## TASK GOAL
Render the data below as a Markdown table with two columns, Row and Entry, giving each nonblank line its own row number and leaving out any blank lines.

## RECORD SET
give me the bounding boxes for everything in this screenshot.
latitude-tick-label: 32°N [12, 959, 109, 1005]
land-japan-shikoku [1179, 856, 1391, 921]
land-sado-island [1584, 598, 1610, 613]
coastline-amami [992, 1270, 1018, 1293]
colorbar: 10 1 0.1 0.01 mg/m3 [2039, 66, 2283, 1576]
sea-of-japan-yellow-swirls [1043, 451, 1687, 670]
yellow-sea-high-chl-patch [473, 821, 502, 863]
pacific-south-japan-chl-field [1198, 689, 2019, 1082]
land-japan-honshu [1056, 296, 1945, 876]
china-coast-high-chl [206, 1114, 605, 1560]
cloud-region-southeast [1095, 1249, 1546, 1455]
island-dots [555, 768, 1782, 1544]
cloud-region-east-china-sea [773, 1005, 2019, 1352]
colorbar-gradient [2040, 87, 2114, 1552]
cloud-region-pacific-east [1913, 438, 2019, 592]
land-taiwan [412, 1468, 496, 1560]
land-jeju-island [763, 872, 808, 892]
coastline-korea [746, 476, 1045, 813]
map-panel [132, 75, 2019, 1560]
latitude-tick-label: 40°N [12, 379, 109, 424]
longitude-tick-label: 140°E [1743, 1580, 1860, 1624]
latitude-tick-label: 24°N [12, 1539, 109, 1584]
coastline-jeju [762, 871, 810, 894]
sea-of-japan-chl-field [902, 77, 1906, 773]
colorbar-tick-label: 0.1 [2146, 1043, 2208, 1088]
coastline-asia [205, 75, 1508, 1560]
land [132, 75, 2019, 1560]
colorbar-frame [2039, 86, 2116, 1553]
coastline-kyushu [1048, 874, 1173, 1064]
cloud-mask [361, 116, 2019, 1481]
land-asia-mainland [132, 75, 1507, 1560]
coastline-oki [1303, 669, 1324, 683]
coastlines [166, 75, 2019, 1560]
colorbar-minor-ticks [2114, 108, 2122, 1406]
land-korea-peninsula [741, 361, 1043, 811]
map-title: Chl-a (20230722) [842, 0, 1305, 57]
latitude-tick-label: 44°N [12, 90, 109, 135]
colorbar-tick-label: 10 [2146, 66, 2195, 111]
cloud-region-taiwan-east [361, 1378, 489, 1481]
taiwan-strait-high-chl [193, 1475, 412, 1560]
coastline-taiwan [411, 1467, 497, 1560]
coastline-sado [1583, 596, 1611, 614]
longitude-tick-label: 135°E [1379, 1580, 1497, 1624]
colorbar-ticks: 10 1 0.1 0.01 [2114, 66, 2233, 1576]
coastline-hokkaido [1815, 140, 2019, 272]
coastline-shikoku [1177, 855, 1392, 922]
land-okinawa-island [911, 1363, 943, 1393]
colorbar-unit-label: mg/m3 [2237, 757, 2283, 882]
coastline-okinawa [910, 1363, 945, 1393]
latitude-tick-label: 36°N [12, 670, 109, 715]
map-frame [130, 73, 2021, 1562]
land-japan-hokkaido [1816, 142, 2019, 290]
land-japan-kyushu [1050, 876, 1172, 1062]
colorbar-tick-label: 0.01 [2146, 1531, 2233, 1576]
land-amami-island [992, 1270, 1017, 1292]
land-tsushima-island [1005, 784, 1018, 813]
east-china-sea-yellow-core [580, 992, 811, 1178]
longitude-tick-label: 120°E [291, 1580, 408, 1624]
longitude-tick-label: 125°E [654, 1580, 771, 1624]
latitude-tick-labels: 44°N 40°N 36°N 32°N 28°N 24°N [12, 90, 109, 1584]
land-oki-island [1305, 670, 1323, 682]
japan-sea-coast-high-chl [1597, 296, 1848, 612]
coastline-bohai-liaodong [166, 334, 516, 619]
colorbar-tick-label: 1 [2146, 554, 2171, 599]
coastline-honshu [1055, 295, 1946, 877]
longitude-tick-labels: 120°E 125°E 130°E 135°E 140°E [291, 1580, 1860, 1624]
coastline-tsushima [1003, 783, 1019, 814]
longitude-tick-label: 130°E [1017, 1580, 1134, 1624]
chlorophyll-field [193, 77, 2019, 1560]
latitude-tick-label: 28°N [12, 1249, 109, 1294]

## ANSWER BELOW
| Row | Entry |
|---|---|
| 1 | give me the bounding boxes for everything in this screenshot. |
| 2 | latitude-tick-label: 32°N [12, 959, 109, 1005] |
| 3 | land-japan-shikoku [1179, 856, 1391, 921] |
| 4 | land-sado-island [1584, 598, 1610, 613] |
| 5 | coastline-amami [992, 1270, 1018, 1293] |
| 6 | colorbar: 10 1 0.1 0.01 mg/m3 [2039, 66, 2283, 1576] |
| 7 | sea-of-japan-yellow-swirls [1043, 451, 1687, 670] |
| 8 | yellow-sea-high-chl-patch [473, 821, 502, 863] |
| 9 | pacific-south-japan-chl-field [1198, 689, 2019, 1082] |
| 10 | land-japan-honshu [1056, 296, 1945, 876] |
| 11 | china-coast-high-chl [206, 1114, 605, 1560] |
| 12 | cloud-region-southeast [1095, 1249, 1546, 1455] |
| 13 | island-dots [555, 768, 1782, 1544] |
| 14 | cloud-region-east-china-sea [773, 1005, 2019, 1352] |
| 15 | colorbar-gradient [2040, 87, 2114, 1552] |
| 16 | cloud-region-pacific-east [1913, 438, 2019, 592] |
| 17 | land-taiwan [412, 1468, 496, 1560] |
| 18 | land-jeju-island [763, 872, 808, 892] |
| 19 | coastline-korea [746, 476, 1045, 813] |
| 20 | map-panel [132, 75, 2019, 1560] |
| 21 | latitude-tick-label: 40°N [12, 379, 109, 424] |
| 22 | longitude-tick-label: 140°E [1743, 1580, 1860, 1624] |
| 23 | latitude-tick-label: 24°N [12, 1539, 109, 1584] |
| 24 | coastline-jeju [762, 871, 810, 894] |
| 25 | sea-of-japan-chl-field [902, 77, 1906, 773] |
| 26 | colorbar-tick-label: 0.1 [2146, 1043, 2208, 1088] |
| 27 | coastline-asia [205, 75, 1508, 1560] |
| 28 | land [132, 75, 2019, 1560] |
| 29 | colorbar-frame [2039, 86, 2116, 1553] |
| 30 | coastline-kyushu [1048, 874, 1173, 1064] |
| 31 | cloud-mask [361, 116, 2019, 1481] |
| 32 | land-asia-mainland [132, 75, 1507, 1560] |
| 33 | coastline-oki [1303, 669, 1324, 683] |
| 34 | coastlines [166, 75, 2019, 1560] |
| 35 | colorbar-minor-ticks [2114, 108, 2122, 1406] |
| 36 | land-korea-peninsula [741, 361, 1043, 811] |
| 37 | map-title: Chl-a (20230722) [842, 0, 1305, 57] |
| 38 | latitude-tick-label: 44°N [12, 90, 109, 135] |
| 39 | colorbar-tick-label: 10 [2146, 66, 2195, 111] |
| 40 | cloud-region-taiwan-east [361, 1378, 489, 1481] |
| 41 | taiwan-strait-high-chl [193, 1475, 412, 1560] |
| 42 | coastline-taiwan [411, 1467, 497, 1560] |
| 43 | coastline-sado [1583, 596, 1611, 614] |
| 44 | longitude-tick-label: 135°E [1379, 1580, 1497, 1624] |
| 45 | colorbar-ticks: 10 1 0.1 0.01 [2114, 66, 2233, 1576] |
| 46 | coastline-hokkaido [1815, 140, 2019, 272] |
| 47 | coastline-shikoku [1177, 855, 1392, 922] |
| 48 | land-okinawa-island [911, 1363, 943, 1393] |
| 49 | colorbar-unit-label: mg/m3 [2237, 757, 2283, 882] |
| 50 | coastline-okinawa [910, 1363, 945, 1393] |
| 51 | latitude-tick-label: 36°N [12, 670, 109, 715] |
| 52 | map-frame [130, 73, 2021, 1562] |
| 53 | land-japan-hokkaido [1816, 142, 2019, 290] |
| 54 | land-japan-kyushu [1050, 876, 1172, 1062] |
| 55 | colorbar-tick-label: 0.01 [2146, 1531, 2233, 1576] |
| 56 | land-amami-island [992, 1270, 1017, 1292] |
| 57 | land-tsushima-island [1005, 784, 1018, 813] |
| 58 | east-china-sea-yellow-core [580, 992, 811, 1178] |
| 59 | longitude-tick-label: 120°E [291, 1580, 408, 1624] |
| 60 | longitude-tick-label: 125°E [654, 1580, 771, 1624] |
| 61 | latitude-tick-labels: 44°N 40°N 36°N 32°N 28°N 24°N [12, 90, 109, 1584] |
| 62 | land-oki-island [1305, 670, 1323, 682] |
| 63 | japan-sea-coast-high-chl [1597, 296, 1848, 612] |
| 64 | coastline-bohai-liaodong [166, 334, 516, 619] |
| 65 | colorbar-tick-label: 1 [2146, 554, 2171, 599] |
| 66 | coastline-honshu [1055, 295, 1946, 877] |
| 67 | longitude-tick-labels: 120°E 125°E 130°E 135°E 140°E [291, 1580, 1860, 1624] |
| 68 | coastline-tsushima [1003, 783, 1019, 814] |
| 69 | longitude-tick-label: 130°E [1017, 1580, 1134, 1624] |
| 70 | chlorophyll-field [193, 77, 2019, 1560] |
| 71 | latitude-tick-label: 28°N [12, 1249, 109, 1294] |